*Exercise instructions:*
How many lines in the records below hold the string "JSON"? Answer with the number alone.

## Begin Data to use

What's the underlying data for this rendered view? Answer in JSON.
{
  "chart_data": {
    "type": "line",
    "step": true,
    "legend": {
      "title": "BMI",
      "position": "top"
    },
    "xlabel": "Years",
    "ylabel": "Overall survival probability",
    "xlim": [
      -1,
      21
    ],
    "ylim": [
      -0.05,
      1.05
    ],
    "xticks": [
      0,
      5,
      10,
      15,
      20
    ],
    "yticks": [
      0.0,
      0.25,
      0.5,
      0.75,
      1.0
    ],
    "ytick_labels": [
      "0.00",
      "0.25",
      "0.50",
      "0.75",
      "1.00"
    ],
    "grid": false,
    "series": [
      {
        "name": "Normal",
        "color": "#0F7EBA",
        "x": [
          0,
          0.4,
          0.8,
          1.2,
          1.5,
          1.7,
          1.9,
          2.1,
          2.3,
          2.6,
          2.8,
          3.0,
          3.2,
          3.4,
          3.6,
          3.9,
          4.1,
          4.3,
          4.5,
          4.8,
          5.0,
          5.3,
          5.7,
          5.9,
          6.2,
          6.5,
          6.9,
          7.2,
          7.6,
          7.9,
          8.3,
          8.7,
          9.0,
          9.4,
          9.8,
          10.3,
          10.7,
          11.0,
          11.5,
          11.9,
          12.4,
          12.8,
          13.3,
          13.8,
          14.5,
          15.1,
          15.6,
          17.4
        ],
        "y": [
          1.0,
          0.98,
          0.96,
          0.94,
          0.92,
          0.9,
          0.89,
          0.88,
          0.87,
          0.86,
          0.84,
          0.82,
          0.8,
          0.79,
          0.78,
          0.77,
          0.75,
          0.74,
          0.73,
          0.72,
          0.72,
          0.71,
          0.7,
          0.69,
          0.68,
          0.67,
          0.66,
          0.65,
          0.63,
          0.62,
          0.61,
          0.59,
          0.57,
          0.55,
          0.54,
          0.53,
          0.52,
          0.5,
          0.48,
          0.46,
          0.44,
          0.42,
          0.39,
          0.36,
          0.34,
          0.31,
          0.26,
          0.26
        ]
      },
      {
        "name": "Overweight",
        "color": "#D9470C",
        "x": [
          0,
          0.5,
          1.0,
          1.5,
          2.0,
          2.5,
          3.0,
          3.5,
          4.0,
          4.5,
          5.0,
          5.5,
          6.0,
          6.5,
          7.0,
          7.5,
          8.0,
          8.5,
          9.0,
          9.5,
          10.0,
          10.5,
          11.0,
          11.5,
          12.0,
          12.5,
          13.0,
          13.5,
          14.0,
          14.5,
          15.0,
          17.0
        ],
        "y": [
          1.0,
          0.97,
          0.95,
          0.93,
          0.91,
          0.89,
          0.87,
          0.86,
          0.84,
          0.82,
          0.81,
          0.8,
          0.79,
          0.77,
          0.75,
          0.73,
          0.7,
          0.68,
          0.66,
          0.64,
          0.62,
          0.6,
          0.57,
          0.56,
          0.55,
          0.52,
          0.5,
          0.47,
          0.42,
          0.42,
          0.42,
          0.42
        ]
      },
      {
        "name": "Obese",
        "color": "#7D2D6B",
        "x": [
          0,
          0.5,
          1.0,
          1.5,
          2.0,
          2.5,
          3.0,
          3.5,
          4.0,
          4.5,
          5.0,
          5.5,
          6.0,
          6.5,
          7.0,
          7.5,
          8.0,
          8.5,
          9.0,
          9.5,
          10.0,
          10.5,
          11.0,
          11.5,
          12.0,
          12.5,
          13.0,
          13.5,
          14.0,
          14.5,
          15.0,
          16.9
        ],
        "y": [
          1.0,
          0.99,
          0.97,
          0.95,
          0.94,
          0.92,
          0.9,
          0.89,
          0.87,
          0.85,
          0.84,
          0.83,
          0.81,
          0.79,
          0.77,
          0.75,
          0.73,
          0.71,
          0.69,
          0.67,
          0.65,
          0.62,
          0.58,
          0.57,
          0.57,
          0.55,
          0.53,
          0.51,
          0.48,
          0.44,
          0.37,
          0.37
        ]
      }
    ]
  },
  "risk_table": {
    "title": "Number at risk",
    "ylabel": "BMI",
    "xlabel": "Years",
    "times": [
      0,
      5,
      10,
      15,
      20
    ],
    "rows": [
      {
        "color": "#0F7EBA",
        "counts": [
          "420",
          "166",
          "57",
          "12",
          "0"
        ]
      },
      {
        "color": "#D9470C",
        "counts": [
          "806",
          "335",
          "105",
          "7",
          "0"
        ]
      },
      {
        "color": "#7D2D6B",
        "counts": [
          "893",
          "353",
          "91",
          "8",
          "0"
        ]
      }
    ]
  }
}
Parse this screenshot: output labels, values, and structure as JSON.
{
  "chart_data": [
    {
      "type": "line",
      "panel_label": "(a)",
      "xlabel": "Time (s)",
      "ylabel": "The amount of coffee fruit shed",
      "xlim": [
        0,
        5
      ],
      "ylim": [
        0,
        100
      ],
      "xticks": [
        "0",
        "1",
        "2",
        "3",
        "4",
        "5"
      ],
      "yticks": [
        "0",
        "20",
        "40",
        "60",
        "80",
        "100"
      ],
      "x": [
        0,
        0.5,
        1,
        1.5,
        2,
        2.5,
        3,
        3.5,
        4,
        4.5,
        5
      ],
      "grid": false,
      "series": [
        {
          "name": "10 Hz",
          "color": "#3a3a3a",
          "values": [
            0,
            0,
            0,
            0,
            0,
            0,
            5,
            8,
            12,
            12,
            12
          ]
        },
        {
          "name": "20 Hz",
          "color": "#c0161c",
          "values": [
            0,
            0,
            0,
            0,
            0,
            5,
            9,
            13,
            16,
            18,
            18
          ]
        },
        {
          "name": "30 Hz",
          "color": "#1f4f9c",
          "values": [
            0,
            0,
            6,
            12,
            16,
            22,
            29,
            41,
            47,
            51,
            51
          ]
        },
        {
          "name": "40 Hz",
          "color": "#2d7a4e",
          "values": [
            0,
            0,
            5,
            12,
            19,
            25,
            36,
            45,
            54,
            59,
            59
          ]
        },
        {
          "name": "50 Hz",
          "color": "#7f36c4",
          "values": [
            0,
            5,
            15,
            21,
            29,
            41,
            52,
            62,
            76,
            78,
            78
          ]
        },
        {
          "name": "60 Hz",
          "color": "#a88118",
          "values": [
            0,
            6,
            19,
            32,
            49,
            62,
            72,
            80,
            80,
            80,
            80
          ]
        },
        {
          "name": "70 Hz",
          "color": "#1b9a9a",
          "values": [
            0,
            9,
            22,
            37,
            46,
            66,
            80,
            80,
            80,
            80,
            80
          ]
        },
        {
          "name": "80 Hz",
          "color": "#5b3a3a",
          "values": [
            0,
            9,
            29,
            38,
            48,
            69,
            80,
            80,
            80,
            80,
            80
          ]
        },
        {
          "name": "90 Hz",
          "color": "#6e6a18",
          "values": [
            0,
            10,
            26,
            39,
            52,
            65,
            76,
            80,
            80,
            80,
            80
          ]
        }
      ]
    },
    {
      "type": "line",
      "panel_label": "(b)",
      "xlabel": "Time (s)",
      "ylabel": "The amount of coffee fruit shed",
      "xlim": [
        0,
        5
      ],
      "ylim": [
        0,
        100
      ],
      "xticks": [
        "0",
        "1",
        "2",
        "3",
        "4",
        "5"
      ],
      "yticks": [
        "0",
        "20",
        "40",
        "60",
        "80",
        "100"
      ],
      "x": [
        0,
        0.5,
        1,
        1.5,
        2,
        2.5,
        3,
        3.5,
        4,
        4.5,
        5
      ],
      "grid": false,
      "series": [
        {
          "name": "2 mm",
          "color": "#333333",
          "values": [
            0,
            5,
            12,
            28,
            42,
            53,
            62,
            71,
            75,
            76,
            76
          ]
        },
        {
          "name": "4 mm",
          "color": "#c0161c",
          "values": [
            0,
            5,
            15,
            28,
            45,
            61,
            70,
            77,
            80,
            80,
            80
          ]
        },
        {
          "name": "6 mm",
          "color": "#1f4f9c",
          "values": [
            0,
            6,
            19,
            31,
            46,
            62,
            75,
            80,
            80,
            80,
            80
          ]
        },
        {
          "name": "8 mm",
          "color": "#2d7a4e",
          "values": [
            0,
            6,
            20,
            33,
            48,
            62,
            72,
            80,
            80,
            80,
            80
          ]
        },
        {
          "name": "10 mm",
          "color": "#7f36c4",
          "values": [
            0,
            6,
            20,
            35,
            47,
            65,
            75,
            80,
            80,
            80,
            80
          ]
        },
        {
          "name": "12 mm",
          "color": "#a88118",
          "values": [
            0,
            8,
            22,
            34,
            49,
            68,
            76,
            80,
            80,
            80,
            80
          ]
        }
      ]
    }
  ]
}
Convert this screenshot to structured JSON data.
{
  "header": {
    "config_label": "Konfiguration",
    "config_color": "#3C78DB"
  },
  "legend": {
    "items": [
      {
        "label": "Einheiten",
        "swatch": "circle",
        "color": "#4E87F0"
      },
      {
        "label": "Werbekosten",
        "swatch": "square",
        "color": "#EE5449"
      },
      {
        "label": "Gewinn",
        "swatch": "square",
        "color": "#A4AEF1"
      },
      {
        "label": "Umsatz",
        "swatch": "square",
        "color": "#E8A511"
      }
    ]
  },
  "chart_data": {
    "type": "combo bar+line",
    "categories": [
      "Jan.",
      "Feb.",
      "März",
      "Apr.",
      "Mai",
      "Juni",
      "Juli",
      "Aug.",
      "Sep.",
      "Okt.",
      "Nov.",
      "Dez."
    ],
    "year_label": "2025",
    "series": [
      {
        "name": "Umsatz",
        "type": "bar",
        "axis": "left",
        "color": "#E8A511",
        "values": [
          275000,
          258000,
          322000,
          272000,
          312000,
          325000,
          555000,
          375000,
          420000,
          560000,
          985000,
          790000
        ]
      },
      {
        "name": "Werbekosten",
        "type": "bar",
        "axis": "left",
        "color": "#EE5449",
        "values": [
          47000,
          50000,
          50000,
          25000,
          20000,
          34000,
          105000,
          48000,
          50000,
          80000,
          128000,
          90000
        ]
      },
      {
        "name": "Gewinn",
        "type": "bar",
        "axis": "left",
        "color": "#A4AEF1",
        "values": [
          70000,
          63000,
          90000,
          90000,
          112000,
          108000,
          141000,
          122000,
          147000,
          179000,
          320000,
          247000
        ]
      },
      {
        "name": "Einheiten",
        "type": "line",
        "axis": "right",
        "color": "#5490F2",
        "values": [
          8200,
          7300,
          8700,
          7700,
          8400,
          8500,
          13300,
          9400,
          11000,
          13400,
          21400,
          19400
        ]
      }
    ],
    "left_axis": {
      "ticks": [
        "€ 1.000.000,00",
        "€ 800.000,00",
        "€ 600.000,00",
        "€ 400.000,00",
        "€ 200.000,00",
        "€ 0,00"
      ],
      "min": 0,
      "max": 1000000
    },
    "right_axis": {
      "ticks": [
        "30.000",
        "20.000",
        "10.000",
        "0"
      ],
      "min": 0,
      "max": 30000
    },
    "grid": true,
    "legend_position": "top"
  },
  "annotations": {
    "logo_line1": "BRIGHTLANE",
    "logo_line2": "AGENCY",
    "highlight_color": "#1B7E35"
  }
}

## End Data to use

*Solution for this exercise:*
3